## What needs to be done
Every record below should be written out exactly; pictures stay out.

::::

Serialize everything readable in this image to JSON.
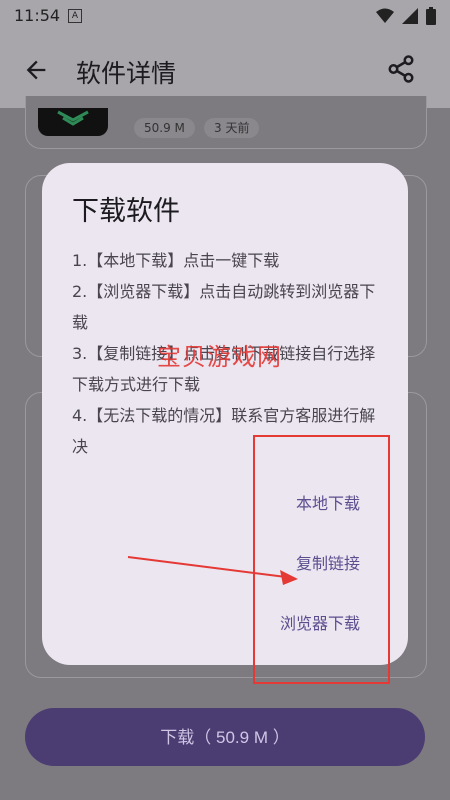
{
  "status": {
    "time": "11:54",
    "badge": "A"
  },
  "appbar": {
    "title": "软件详情"
  },
  "app": {
    "size_chip": "50.9 M",
    "date_chip": "3 天前"
  },
  "dialog": {
    "title": "下载软件",
    "steps": [
      "1.【本地下载】点击一键下载",
      "2.【浏览器下载】点击自动跳转到浏览器下载",
      "3.【复制链接】点击复制下载链接自行选择下载方式进行下载",
      "4.【无法下载的情况】联系官方客服进行解决"
    ],
    "actions": {
      "local": "本地下载",
      "copy": "复制链接",
      "browser": "浏览器下载"
    }
  },
  "watermark": "宝贝游戏网",
  "download_button": "下载（ 50.9 M ）",
  "colors": {
    "accent": "#5b4e8f",
    "button": "#4b3c72",
    "annotation": "#e53935"
  }
}
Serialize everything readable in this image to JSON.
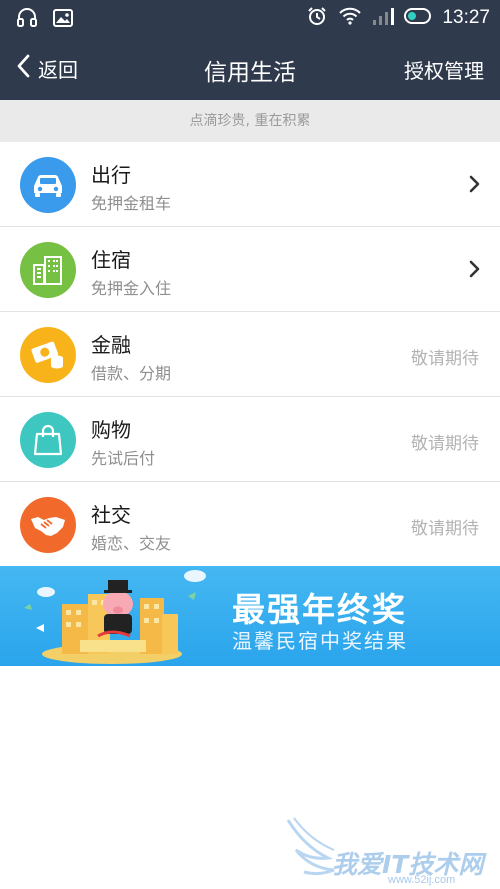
{
  "status_bar": {
    "time": "13:27"
  },
  "nav": {
    "back_label": "返回",
    "title": "信用生活",
    "action_label": "授权管理"
  },
  "tagline": "点滴珍贵, 重在积累",
  "items": [
    {
      "title": "出行",
      "subtitle": "免押金租车",
      "icon": "car-icon",
      "color": "#3a9bec"
    },
    {
      "title": "住宿",
      "subtitle": "免押金入住",
      "icon": "building-icon",
      "color": "#76c043"
    },
    {
      "title": "金融",
      "subtitle": "借款、分期",
      "status": "敬请期待",
      "icon": "money-icon",
      "color": "#f7b319"
    },
    {
      "title": "购物",
      "subtitle": "先试后付",
      "status": "敬请期待",
      "icon": "shopping-bag-icon",
      "color": "#3ec7c1"
    },
    {
      "title": "社交",
      "subtitle": "婚恋、交友",
      "status": "敬请期待",
      "icon": "handshake-icon",
      "color": "#f26a2b"
    }
  ],
  "banner": {
    "title": "最强年终奖",
    "subtitle": "温馨民宿中奖结果"
  },
  "watermark": {
    "text": "我爱IT技术网",
    "url": "www.52ij.com"
  }
}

::::

## Written response
Serialize everything readable in this image to JSON.
{
  "status": {
    "time": "11:54",
    "badge": "A"
  },
  "appbar": {
    "title": "软件详情"
  },
  "app": {
    "size_chip": "50.9 M",
    "date_chip": "3 天前"
  },
  "dialog": {
    "title": "下载软件",
    "steps": [
      "1.【本地下载】点击一键下载",
      "2.【浏览器下载】点击自动跳转到浏览器下载",
      "3.【复制链接】点击复制下载链接自行选择下载方式进行下载",
      "4.【无法下载的情况】联系官方客服进行解决"
    ],
    "actions": {
      "local": "本地下载",
      "copy": "复制链接",
      "browser": "浏览器下载"
    }
  },
  "watermark": "宝贝游戏网",
  "download_button": "下载（ 50.9 M ）",
  "colors": {
    "accent": "#5b4e8f",
    "button": "#4b3c72",
    "annotation": "#e53935"
  }
}
Serialize everything readable in this image to JSON.
{
  "status_bar": {
    "time": "13:27"
  },
  "nav": {
    "back_label": "返回",
    "title": "信用生活",
    "action_label": "授权管理"
  },
  "tagline": "点滴珍贵, 重在积累",
  "items": [
    {
      "title": "出行",
      "subtitle": "免押金租车",
      "icon": "car-icon",
      "color": "#3a9bec"
    },
    {
      "title": "住宿",
      "subtitle": "免押金入住",
      "icon": "building-icon",
      "color": "#76c043"
    },
    {
      "title": "金融",
      "subtitle": "借款、分期",
      "status": "敬请期待",
      "icon": "money-icon",
      "color": "#f7b319"
    },
    {
      "title": "购物",
      "subtitle": "先试后付",
      "status": "敬请期待",
      "icon": "shopping-bag-icon",
      "color": "#3ec7c1"
    },
    {
      "title": "社交",
      "subtitle": "婚恋、交友",
      "status": "敬请期待",
      "icon": "handshake-icon",
      "color": "#f26a2b"
    }
  ],
  "banner": {
    "title": "最强年终奖",
    "subtitle": "温馨民宿中奖结果"
  },
  "watermark": {
    "text": "我爱IT技术网",
    "url": "www.52ij.com"
  }
}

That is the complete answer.